> [STATED PROBLEM]
Write out all the entries word for word, but skip any images.
_ _ _
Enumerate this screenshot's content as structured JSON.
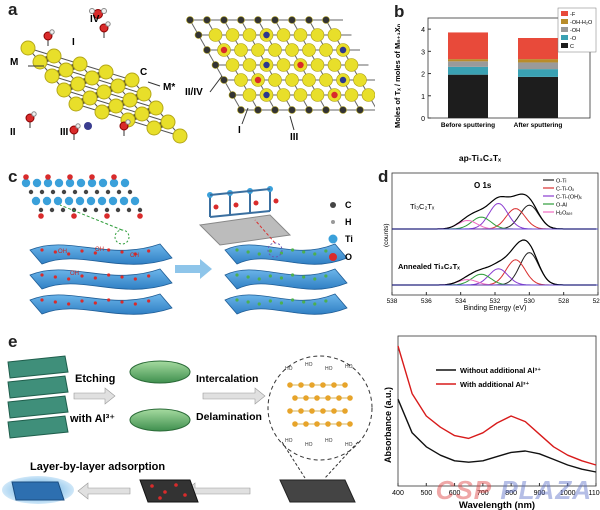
{
  "panels": {
    "a": {
      "label": "a",
      "site_labels": [
        "IV",
        "I",
        "M",
        "C",
        "M*",
        "II",
        "III"
      ],
      "site_labels_right": [
        "II/IV",
        "I",
        "III"
      ]
    },
    "b": {
      "label": "b",
      "ylabel": "Moles of Tₓ / moles of Mₙ₊₁Xₙ",
      "xlabel": "ap-Ti₃C₂Tₓ",
      "yticks": [
        "0",
        "1",
        "2",
        "3",
        "4"
      ],
      "legend": [
        "-F",
        "-OH-H₂O",
        "-OH",
        "-O",
        "C"
      ]
    },
    "c": {
      "label": "c",
      "legend": [
        "C",
        "H",
        "Ti",
        "O"
      ],
      "oh_label": "OH"
    },
    "d": {
      "label": "d",
      "title": "O 1s",
      "sample_top": "Ti₃C₂Tₓ",
      "sample_bottom": "Annealed Ti₃C₂Tₓ",
      "ylabel": "(counts)",
      "xlabel": "Binding Energy (eV)",
      "xticks": [
        "538",
        "536",
        "534",
        "532",
        "530",
        "528",
        "526"
      ],
      "legend": [
        "O-Ti",
        "C-Ti-Oₓ",
        "C-Ti-(OH)ₓ",
        "O-Al",
        "H₂Oₐₔₛ"
      ]
    },
    "e": {
      "label": "e",
      "step1": "Etching",
      "step1b": "with Al³⁺",
      "step2": "Intercalation",
      "step3": "Delamination",
      "step4": "Layer-by-layer adsorption",
      "ho_label": "HO"
    },
    "f": {
      "label": "f",
      "ylabel": "Absorbance (a.u.)",
      "xlabel": "Wavelength (nm)",
      "xticks": [
        "400",
        "500",
        "600",
        "700",
        "800",
        "900",
        "1000",
        "1100"
      ],
      "legend": [
        "Without additional Al³⁺",
        "With additional Al³⁺"
      ]
    }
  },
  "colors": {
    "ti": "#e8df2a",
    "c": "#333333",
    "o": "#d92b2b",
    "h": "#f0f0f0",
    "sheet": "#3a8fd0",
    "green": "#4caf50",
    "legend_f_black": "#111111",
    "legend_f_red": "#d81b1b"
  },
  "watermark": {
    "left": "CSP",
    "right": "PLAZA"
  },
  "chart_data": [
    {
      "type": "bar",
      "categories": [
        "Before sputtering",
        "After sputtering"
      ],
      "series": [
        {
          "name": "C",
          "values": [
            1.95,
            1.85
          ]
        },
        {
          "name": "-O",
          "values": [
            0.35,
            0.35
          ]
        },
        {
          "name": "-OH",
          "values": [
            0.25,
            0.3
          ]
        },
        {
          "name": "-OH-H₂O",
          "values": [
            0.1,
            0.15
          ]
        },
        {
          "name": "-F",
          "values": [
            1.2,
            0.95
          ]
        }
      ],
      "ylim": [
        0,
        4.5
      ]
    },
    {
      "type": "line",
      "title": "O 1s",
      "xlim": [
        538,
        526
      ],
      "series": [
        {
          "name": "O-Ti",
          "center": 530.0
        },
        {
          "name": "C-Ti-Oₓ",
          "center": 530.8
        },
        {
          "name": "C-Ti-(OH)ₓ",
          "center": 531.8
        },
        {
          "name": "O-Al",
          "center": 532.8
        },
        {
          "name": "H₂Oₐₔₛ",
          "center": 533.6
        }
      ]
    },
    {
      "type": "line",
      "xlim": [
        400,
        1100
      ],
      "series": [
        {
          "name": "Without additional Al³⁺",
          "x": [
            400,
            450,
            500,
            550,
            600,
            650,
            700,
            750,
            800,
            850,
            900,
            950,
            1000,
            1050,
            1100
          ],
          "y": [
            0.62,
            0.38,
            0.28,
            0.22,
            0.18,
            0.17,
            0.18,
            0.21,
            0.24,
            0.25,
            0.23,
            0.19,
            0.15,
            0.12,
            0.1
          ]
        },
        {
          "name": "With additional Al³⁺",
          "x": [
            400,
            450,
            500,
            550,
            600,
            650,
            700,
            750,
            800,
            850,
            900,
            950,
            1000,
            1050,
            1100
          ],
          "y": [
            1.0,
            0.66,
            0.5,
            0.42,
            0.36,
            0.34,
            0.38,
            0.45,
            0.5,
            0.46,
            0.37,
            0.28,
            0.22,
            0.18,
            0.15
          ]
        }
      ]
    }
  ]
}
_ _ _
> [WRITTEN ANSWER]
Enumerate this screenshot's content as structured JSON.
{
  "panels": {
    "a": {
      "label": "a",
      "site_labels": [
        "IV",
        "I",
        "M",
        "C",
        "M*",
        "II",
        "III"
      ],
      "site_labels_right": [
        "II/IV",
        "I",
        "III"
      ]
    },
    "b": {
      "label": "b",
      "ylabel": "Moles of Tₓ / moles of Mₙ₊₁Xₙ",
      "xlabel": "ap-Ti₃C₂Tₓ",
      "yticks": [
        "0",
        "1",
        "2",
        "3",
        "4"
      ],
      "legend": [
        "-F",
        "-OH-H₂O",
        "-OH",
        "-O",
        "C"
      ]
    },
    "c": {
      "label": "c",
      "legend": [
        "C",
        "H",
        "Ti",
        "O"
      ],
      "oh_label": "OH"
    },
    "d": {
      "label": "d",
      "title": "O 1s",
      "sample_top": "Ti₃C₂Tₓ",
      "sample_bottom": "Annealed Ti₃C₂Tₓ",
      "ylabel": "(counts)",
      "xlabel": "Binding Energy (eV)",
      "xticks": [
        "538",
        "536",
        "534",
        "532",
        "530",
        "528",
        "526"
      ],
      "legend": [
        "O-Ti",
        "C-Ti-Oₓ",
        "C-Ti-(OH)ₓ",
        "O-Al",
        "H₂Oₐₔₛ"
      ]
    },
    "e": {
      "label": "e",
      "step1": "Etching",
      "step1b": "with Al³⁺",
      "step2": "Intercalation",
      "step3": "Delamination",
      "step4": "Layer-by-layer adsorption",
      "ho_label": "HO"
    },
    "f": {
      "label": "f",
      "ylabel": "Absorbance (a.u.)",
      "xlabel": "Wavelength (nm)",
      "xticks": [
        "400",
        "500",
        "600",
        "700",
        "800",
        "900",
        "1000",
        "1100"
      ],
      "legend": [
        "Without additional Al³⁺",
        "With additional Al³⁺"
      ]
    }
  },
  "colors": {
    "ti": "#e8df2a",
    "c": "#333333",
    "o": "#d92b2b",
    "h": "#f0f0f0",
    "sheet": "#3a8fd0",
    "green": "#4caf50",
    "legend_f_black": "#111111",
    "legend_f_red": "#d81b1b"
  },
  "watermark": {
    "left": "CSP",
    "right": "PLAZA"
  },
  "chart_data": [
    {
      "type": "bar",
      "categories": [
        "Before sputtering",
        "After sputtering"
      ],
      "series": [
        {
          "name": "C",
          "values": [
            1.95,
            1.85
          ]
        },
        {
          "name": "-O",
          "values": [
            0.35,
            0.35
          ]
        },
        {
          "name": "-OH",
          "values": [
            0.25,
            0.3
          ]
        },
        {
          "name": "-OH-H₂O",
          "values": [
            0.1,
            0.15
          ]
        },
        {
          "name": "-F",
          "values": [
            1.2,
            0.95
          ]
        }
      ],
      "ylim": [
        0,
        4.5
      ]
    },
    {
      "type": "line",
      "title": "O 1s",
      "xlim": [
        538,
        526
      ],
      "series": [
        {
          "name": "O-Ti",
          "center": 530.0
        },
        {
          "name": "C-Ti-Oₓ",
          "center": 530.8
        },
        {
          "name": "C-Ti-(OH)ₓ",
          "center": 531.8
        },
        {
          "name": "O-Al",
          "center": 532.8
        },
        {
          "name": "H₂Oₐₔₛ",
          "center": 533.6
        }
      ]
    },
    {
      "type": "line",
      "xlim": [
        400,
        1100
      ],
      "series": [
        {
          "name": "Without additional Al³⁺",
          "x": [
            400,
            450,
            500,
            550,
            600,
            650,
            700,
            750,
            800,
            850,
            900,
            950,
            1000,
            1050,
            1100
          ],
          "y": [
            0.62,
            0.38,
            0.28,
            0.22,
            0.18,
            0.17,
            0.18,
            0.21,
            0.24,
            0.25,
            0.23,
            0.19,
            0.15,
            0.12,
            0.1
          ]
        },
        {
          "name": "With additional Al³⁺",
          "x": [
            400,
            450,
            500,
            550,
            600,
            650,
            700,
            750,
            800,
            850,
            900,
            950,
            1000,
            1050,
            1100
          ],
          "y": [
            1.0,
            0.66,
            0.5,
            0.42,
            0.36,
            0.34,
            0.38,
            0.45,
            0.5,
            0.46,
            0.37,
            0.28,
            0.22,
            0.18,
            0.15
          ]
        }
      ]
    }
  ]
}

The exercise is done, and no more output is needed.